Pictures do not belong in the copy; quote every entry below exactly.

— BEGIN RECORDS SUPPLIED —

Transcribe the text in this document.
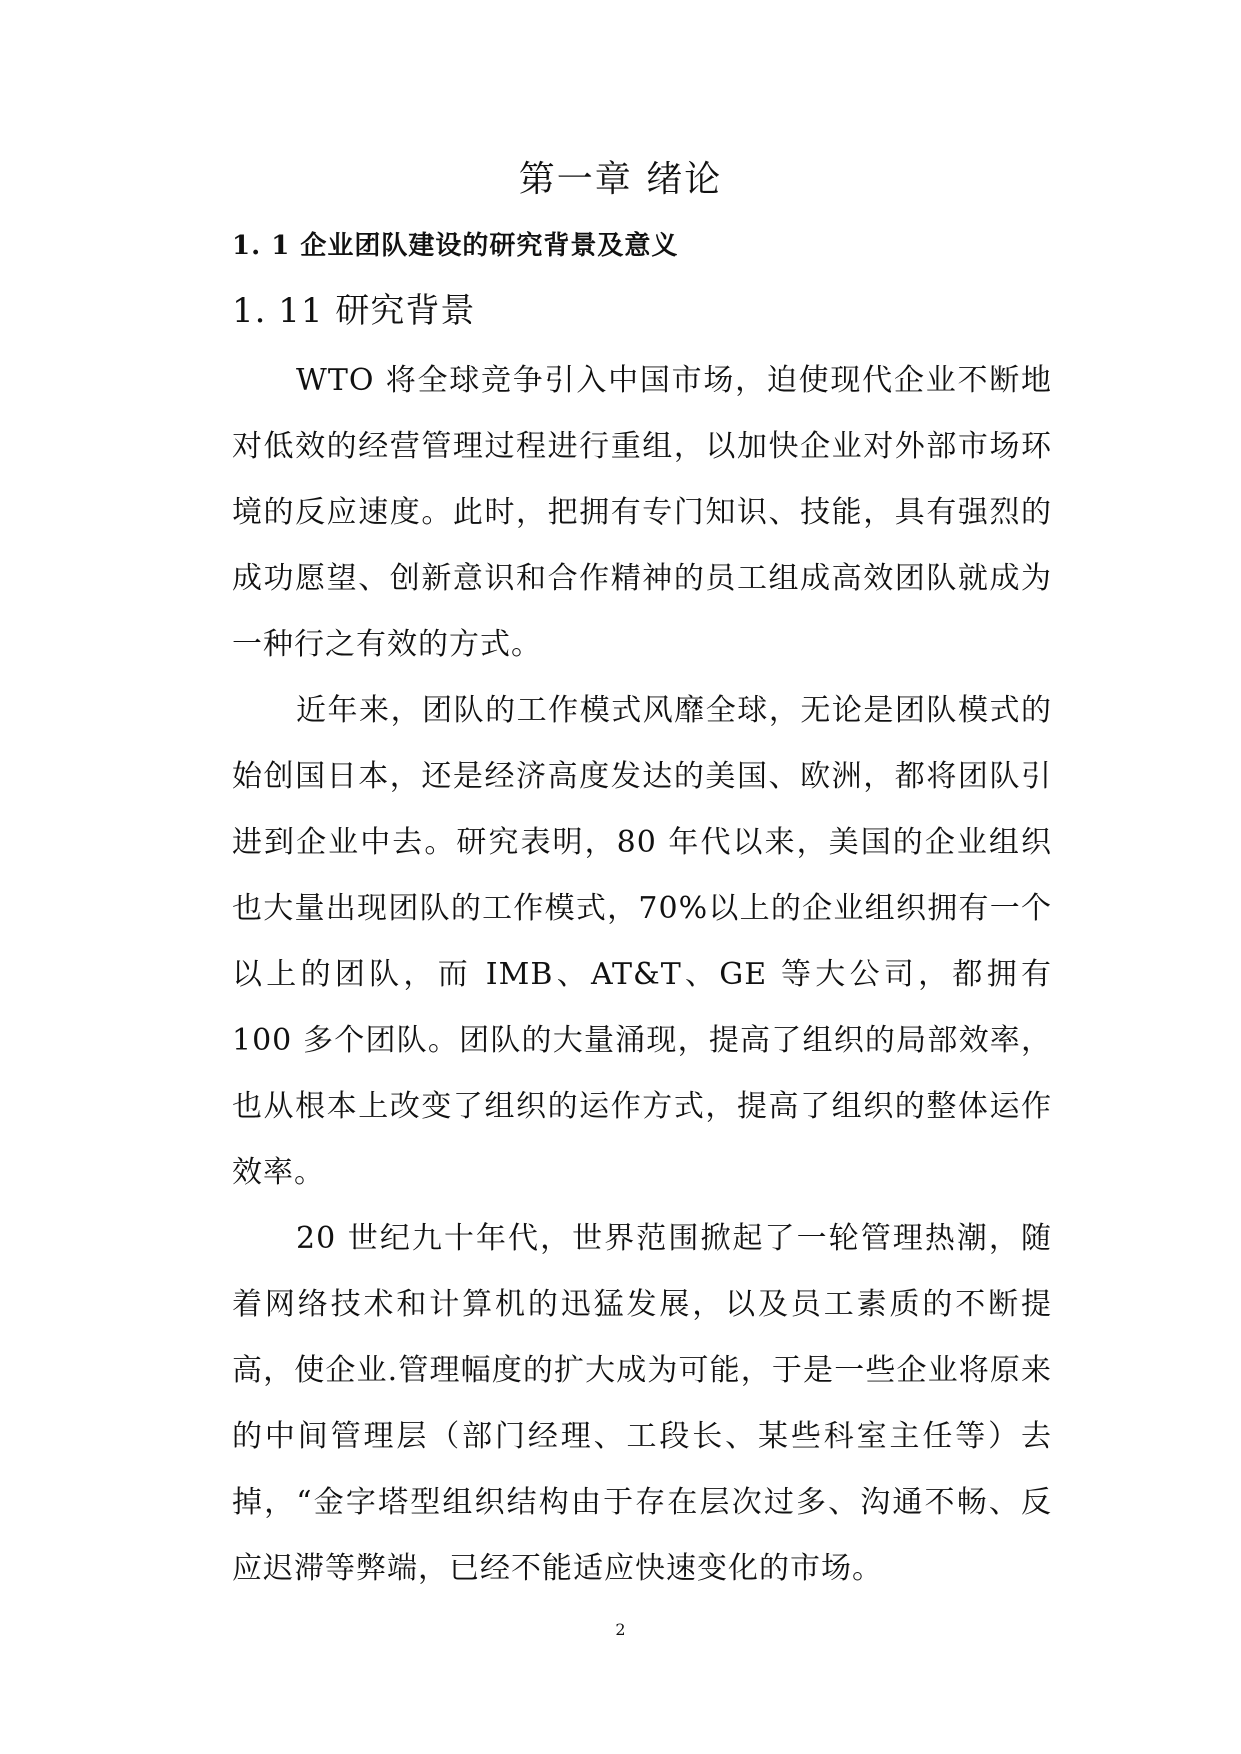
第一章 绪论
1. 1 企业团队建设的研究背景及意义
1. 11 研究背景

WTO 将全球竞争引入中国市场，迫使现代企业不断地对低效的经营管理过程进行重组，以加快企业对外部市场环境的反应速度。此时，把拥有专门知识、技能，具有强烈的成功愿望、创新意识和合作精神的员工组成高效团队就成为一种行之有效的方式。

近年来，团队的工作模式风靡全球，无论是团队模式的始创国日本，还是经济高度发达的美国、欧洲，都将团队引进到企业中去。研究表明，80 年代以来，美国的企业组织也大量出现团队的工作模式，70%以上的企业组织拥有一个以上的团队，而 IMB、AT&T、GE 等大公司，都拥有 100 多个团队。团队的大量涌现，提高了组织的局部效率，也从根本上改变了组织的运作方式，提高了组织的整体运作效率。

20 世纪九十年代，世界范围掀起了一轮管理热潮，随着网络技术和计算机的迅猛发展，以及员工素质的不断提高，使企业.管理幅度的扩大成为可能，于是一些企业将原来的中间管理层（部门经理、工段长、某些科室主任等）去掉，“金字塔型组织结构由于存在层次过多、沟通不畅、反应迟滞等弊端，已经不能适应快速变化的市场。

2
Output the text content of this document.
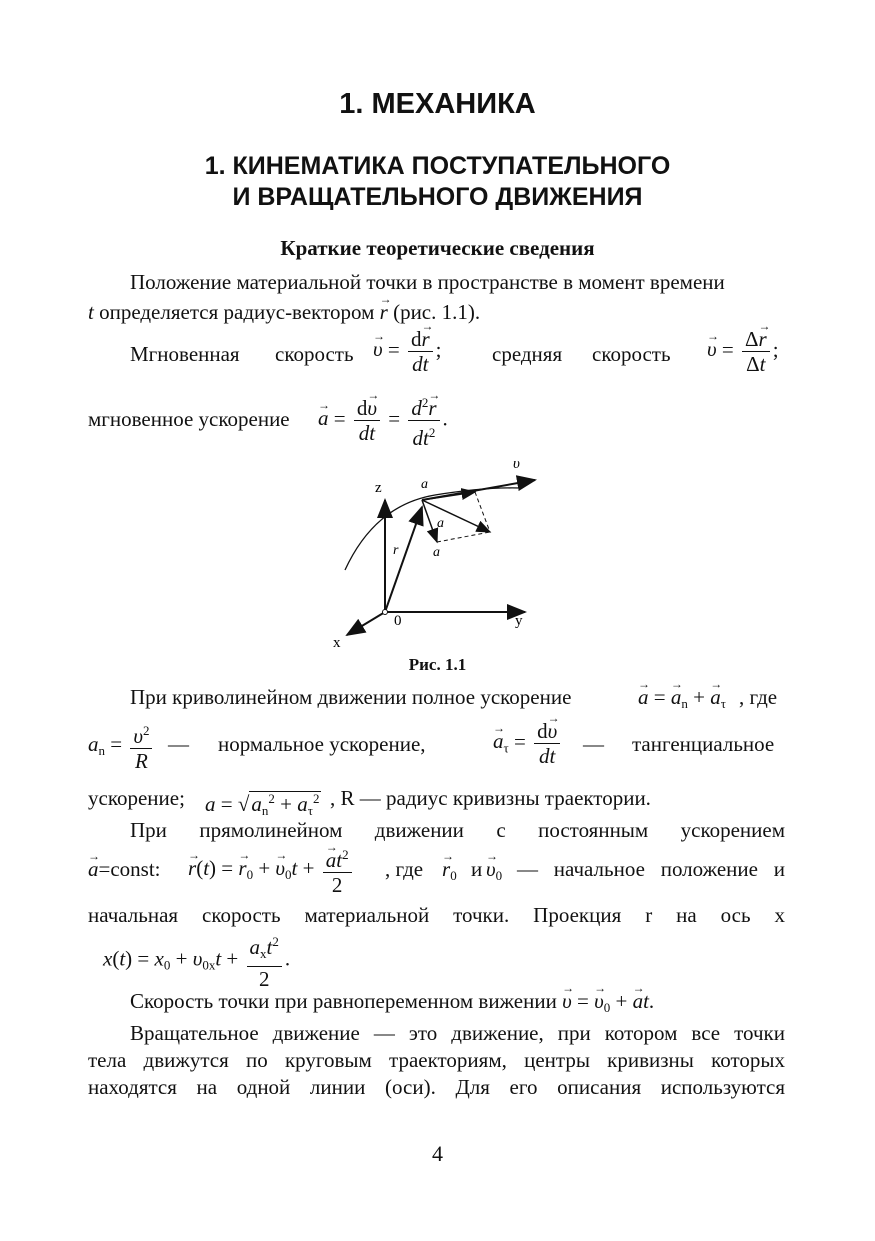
1. МЕХАНИКА
1. КИНЕМАТИКА ПОСТУПАТЕЛЬНОГО
И ВРАЩАТЕЛЬНОГО ДВИЖЕНИЯ
Краткие теоретические сведения
Положение материальной точки в пространстве в момент времени
t определяется радиус-вектором → r (рис. 1.1).
Мгновенная скорость
→ $\upsilon = \frac{d\to r}{dt}$ ; средняя скорость
→ $\upsilon = \frac{\Delta\to r}{\Delta t}$ ;
мгновенное ускорение
→ $a = \frac{d\to \upsilon}{dt} = \frac{d^2\to r}{dt^2}$ .
υ
z	a
a
r a
0	y
x
Рис. 1.1
При криволинейном движении полное ускорение
→	a = → $a_n$ + → $a_\tau$ , где
$a_n = \frac{\upsilon^2}{R}$ — нормальное ускорение,
→	$a_\tau = \frac{d\to \upsilon}{dt}$ — тангенциальное
ускорение; $a = √a_n^2 + a_\tau^2$ , R — радиус кривизны траектории.
При прямолинейном движении с постоянным ускорением
→ a=const:
→ r(t) = → $r_0$ + → $\upsilon_0t$ +
→ $\frac{at^2}{2}$ , где
→ $r_0$ и
→ $\upsilon_0$ — начальное положение и
начальная скорость материальной точки. Проекция r на ось x
$x(t) = x_0 + \upsilon_{0x}t + \frac{a_xt^2}{2}$ .
Скорость точки при равнопеременном вижении → υ = → $\upsilon_0$ + → at.
Вращательное движение — это движение, при котором все точки
тела движутся по круговым траекториям, центры кривизны которых
находятся на одной линии (оси). Для его описания используются
4
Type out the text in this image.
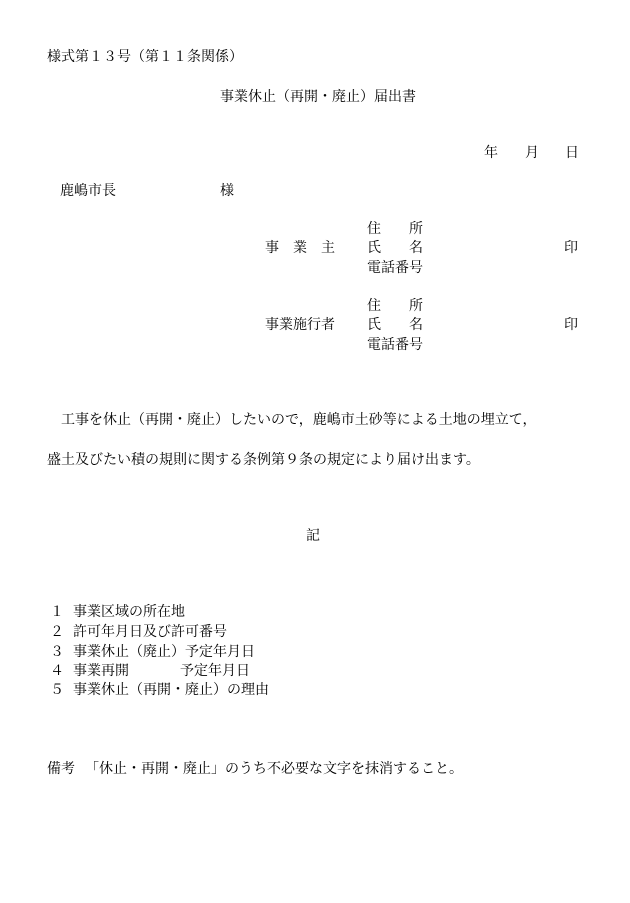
様式第１３号（第１１条関係）
事業休止（再開・廃止）届出書
年 月 日
鹿嶋市長	様
住　　所
事　業　主 氏　　名	印
電話番号
住　　所
事業施行者 氏　　名	印
電話番号
　工事を休止（再開・廃止）したいので，鹿嶋市土砂等による土地の埋立て，
盛土及びたい積の規則に関する条例第９条の規定により届け出ます。
記
１ 事業区域の所在地
２ 許可年月日及び許可番号
３ 事業休止（廃止）予定年月日
４ 事業再開	予定年月日
５ 事業休止（再開・廃止）の理由
備考 「休止・再開・廃止」のうち不必要な文字を抹消すること。
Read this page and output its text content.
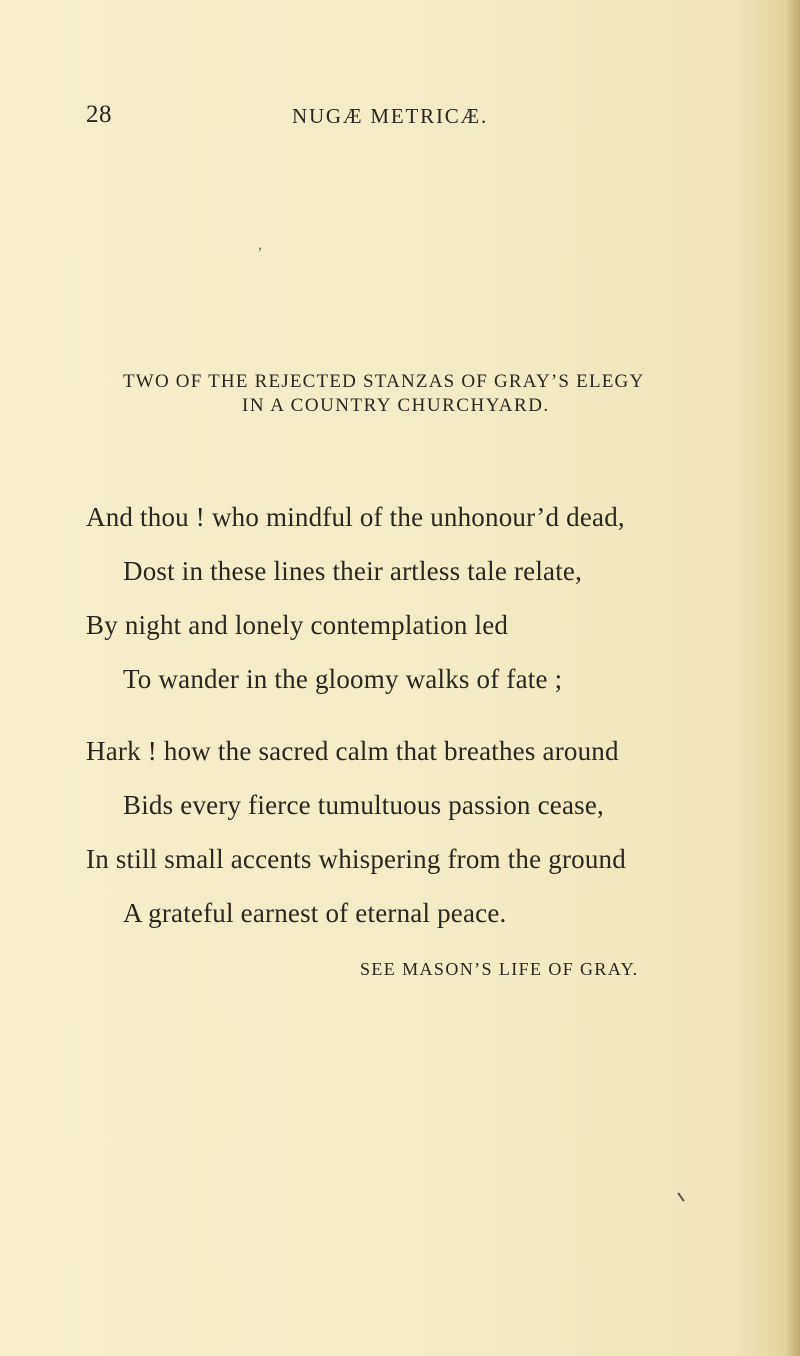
28	NUGÆ METRICÆ.
,
TWO OF THE REJECTED STANZAS OF GRAY’S ELEGY
IN A COUNTRY CHURCHYARD.
And thou ! who mindful of the unhonour’d dead,
Dost in these lines their artless tale relate,
By night and lonely contemplation led
To wander in the gloomy walks of fate ;
Hark ! how the sacred calm that breathes around
Bids every fierce tumultuous passion cease,
In still small accents whispering from the ground
A grateful earnest of eternal peace.
SEE MASON’S LIFE OF GRAY.
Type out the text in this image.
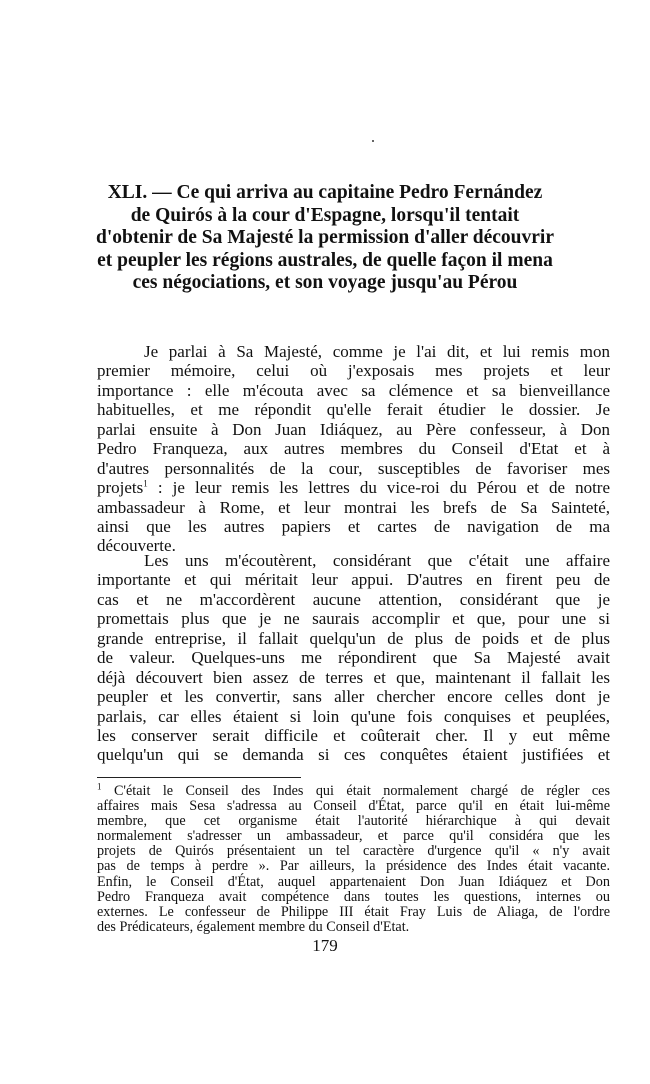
XLI. — Ce qui arriva au capitaine Pedro Fernández
de Quirós à la cour d'Espagne, lorsqu'il tentait
d'obtenir de Sa Majesté la permission d'aller découvrir
et peupler les régions australes, de quelle façon il mena
ces négociations, et son voyage jusqu'au Pérou
Je parlai à Sa Majesté, comme je l'ai dit, et lui remis mon
premier mémoire, celui où j'exposais mes projets et leur
importance : elle m'écouta avec sa clémence et sa bienveillance
habituelles, et me répondit qu'elle ferait étudier le dossier. Je
parlai ensuite à Don Juan Idiáquez, au Père confesseur, à Don
Pedro Franqueza, aux autres membres du Conseil d'Etat et à
d'autres personnalités de la cour, susceptibles de favoriser mes
projets$^1$ : je leur remis les lettres du vice-roi du Pérou et de notre
ambassadeur à Rome, et leur montrai les brefs de Sa Sainteté,
ainsi que les autres papiers et cartes de navigation de ma
découverte.
Les uns m'écoutèrent, considérant que c'était une affaire
importante et qui méritait leur appui. D'autres en firent peu de
cas et ne m'accordèrent aucune attention, considérant que je
promettais plus que je ne saurais accomplir et que, pour une si
grande entreprise, il fallait quelqu'un de plus de poids et de plus
de valeur. Quelques-uns me répondirent que Sa Majesté avait
déjà découvert bien assez de terres et que, maintenant il fallait les
peupler et les convertir, sans aller chercher encore celles dont je
parlais, car elles étaient si loin qu'une fois conquises et peuplées,
les conserver serait difficile et coûterait cher. Il y eut même
quelqu'un qui se demanda si ces conquêtes étaient justifiées et
$^1$ C'était le Conseil des Indes qui était normalement chargé de régler ces
affaires mais Sesa s'adressa au Conseil d'État, parce qu'il en était lui-même
membre, que cet organisme était l'autorité hiérarchique à qui devait
normalement s'adresser un ambassadeur, et parce qu'il considéra que les
projets de Quirós présentaient un tel caractère d'urgence qu'il « n'y avait
pas de temps à perdre ». Par ailleurs, la présidence des Indes était vacante.
Enfin, le Conseil d'État, auquel appartenaient Don Juan Idiáquez et Don
Pedro Franqueza avait compétence dans toutes les questions, internes ou
externes. Le confesseur de Philippe III était Fray Luis de Aliaga, de l'ordre
des Prédicateurs, également membre du Conseil d'Etat.
179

— END RECORDS SUPPLIED —

COMPLETED EXERCISE —
Transcribe the text in this document.
第一章 绪论
1. 1 企业团队建设的研究背景及意义
1. 11 研究背景

WTO 将全球竞争引入中国市场，迫使现代企业不断地对低效的经营管理过程进行重组，以加快企业对外部市场环境的反应速度。此时，把拥有专门知识、技能，具有强烈的成功愿望、创新意识和合作精神的员工组成高效团队就成为一种行之有效的方式。

近年来，团队的工作模式风靡全球，无论是团队模式的始创国日本，还是经济高度发达的美国、欧洲，都将团队引进到企业中去。研究表明，80 年代以来，美国的企业组织也大量出现团队的工作模式，70%以上的企业组织拥有一个以上的团队，而 IMB、AT&T、GE 等大公司，都拥有 100 多个团队。团队的大量涌现，提高了组织的局部效率，也从根本上改变了组织的运作方式，提高了组织的整体运作效率。

20 世纪九十年代，世界范围掀起了一轮管理热潮，随着网络技术和计算机的迅猛发展，以及员工素质的不断提高，使企业.管理幅度的扩大成为可能，于是一些企业将原来的中间管理层（部门经理、工段长、某些科室主任等）去掉，“金字塔型组织结构由于存在层次过多、沟通不畅、反应迟滞等弊端，已经不能适应快速变化的市场。

2
Output the text content of this document.
1. МЕХАНИКА
1. КИНЕМАТИКА ПОСТУПАТЕЛЬНОГО
И ВРАЩАТЕЛЬНОГО ДВИЖЕНИЯ
Краткие теоретические сведения
Положение материальной точки в пространстве в момент времени
t определяется радиус-вектором → r (рис. 1.1).
Мгновенная скорость
→ $\upsilon = \frac{d\to r}{dt}$ ; средняя скорость
→ $\upsilon = \frac{\Delta\to r}{\Delta t}$ ;
мгновенное ускорение
→ $a = \frac{d\to \upsilon}{dt} = \frac{d^2\to r}{dt^2}$ .
υ
z	a
a
r a
0	y
x
Рис. 1.1
При криволинейном движении полное ускорение
→	a = → $a_n$ + → $a_\tau$ , где
$a_n = \frac{\upsilon^2}{R}$ — нормальное ускорение,
→	$a_\tau = \frac{d\to \upsilon}{dt}$ — тангенциальное
ускорение; $a = √a_n^2 + a_\tau^2$ , R — радиус кривизны траектории.
При прямолинейном движении с постоянным ускорением
→ a=const:
→ r(t) = → $r_0$ + → $\upsilon_0t$ +
→ $\frac{at^2}{2}$ , где
→ $r_0$ и
→ $\upsilon_0$ — начальное положение и
начальная скорость материальной точки. Проекция r на ось x
$x(t) = x_0 + \upsilon_{0x}t + \frac{a_xt^2}{2}$ .
Скорость точки при равнопеременном вижении → υ = → $\upsilon_0$ + → at.
Вращательное движение — это движение, при котором все точки
тела движутся по круговым траекториям, центры кривизны которых
находятся на одной линии (оси). Для его описания используются
4
Type out the text in this image.
様式第１３号（第１１条関係）
事業休止（再開・廃止）届出書
年 月 日
鹿嶋市長	様
住　　所
事　業　主 氏　　名	印
電話番号
住　　所
事業施行者 氏　　名	印
電話番号
　工事を休止（再開・廃止）したいので，鹿嶋市土砂等による土地の埋立て，
盛土及びたい積の規則に関する条例第９条の規定により届け出ます。
記
１ 事業区域の所在地
２ 許可年月日及び許可番号
３ 事業休止（廃止）予定年月日
４ 事業再開	予定年月日
５ 事業休止（再開・廃止）の理由
備考 「休止・再開・廃止」のうち不必要な文字を抹消すること。
Read this page and output its text content.
28	NUGÆ METRICÆ.
,
TWO OF THE REJECTED STANZAS OF GRAY’S ELEGY
IN A COUNTRY CHURCHYARD.
And thou ! who mindful of the unhonour’d dead,
Dost in these lines their artless tale relate,
By night and lonely contemplation led
To wander in the gloomy walks of fate ;
Hark ! how the sacred calm that breathes around
Bids every fierce tumultuous passion cease,
In still small accents whispering from the ground
A grateful earnest of eternal peace.
SEE MASON’S LIFE OF GRAY.
Type out the text in this image.
XLI. — Ce qui arriva au capitaine Pedro Fernández
de Quirós à la cour d'Espagne, lorsqu'il tentait
d'obtenir de Sa Majesté la permission d'aller découvrir
et peupler les régions australes, de quelle façon il mena
ces négociations, et son voyage jusqu'au Pérou
Je parlai à Sa Majesté, comme je l'ai dit, et lui remis mon
premier mémoire, celui où j'exposais mes projets et leur
importance : elle m'écouta avec sa clémence et sa bienveillance
habituelles, et me répondit qu'elle ferait étudier le dossier. Je
parlai ensuite à Don Juan Idiáquez, au Père confesseur, à Don
Pedro Franqueza, aux autres membres du Conseil d'Etat et à
d'autres personnalités de la cour, susceptibles de favoriser mes
projets$^1$ : je leur remis les lettres du vice-roi du Pérou et de notre
ambassadeur à Rome, et leur montrai les brefs de Sa Sainteté,
ainsi que les autres papiers et cartes de navigation de ma
découverte.
Les uns m'écoutèrent, considérant que c'était une affaire
importante et qui méritait leur appui. D'autres en firent peu de
cas et ne m'accordèrent aucune attention, considérant que je
promettais plus que je ne saurais accomplir et que, pour une si
grande entreprise, il fallait quelqu'un de plus de poids et de plus
de valeur. Quelques-uns me répondirent que Sa Majesté avait
déjà découvert bien assez de terres et que, maintenant il fallait les
peupler et les convertir, sans aller chercher encore celles dont je
parlais, car elles étaient si loin qu'une fois conquises et peuplées,
les conserver serait difficile et coûterait cher. Il y eut même
quelqu'un qui se demanda si ces conquêtes étaient justifiées et
$^1$ C'était le Conseil des Indes qui était normalement chargé de régler ces
affaires mais Sesa s'adressa au Conseil d'État, parce qu'il en était lui-même
membre, que cet organisme était l'autorité hiérarchique à qui devait
normalement s'adresser un ambassadeur, et parce qu'il considéra que les
projets de Quirós présentaient un tel caractère d'urgence qu'il « n'y avait
pas de temps à perdre ». Par ailleurs, la présidence des Indes était vacante.
Enfin, le Conseil d'État, auquel appartenaient Don Juan Idiáquez et Don
Pedro Franqueza avait compétence dans toutes les questions, internes ou
externes. Le confesseur de Philippe III était Fray Luis de Aliaga, de l'ordre
des Prédicateurs, également membre du Conseil d'Etat.
179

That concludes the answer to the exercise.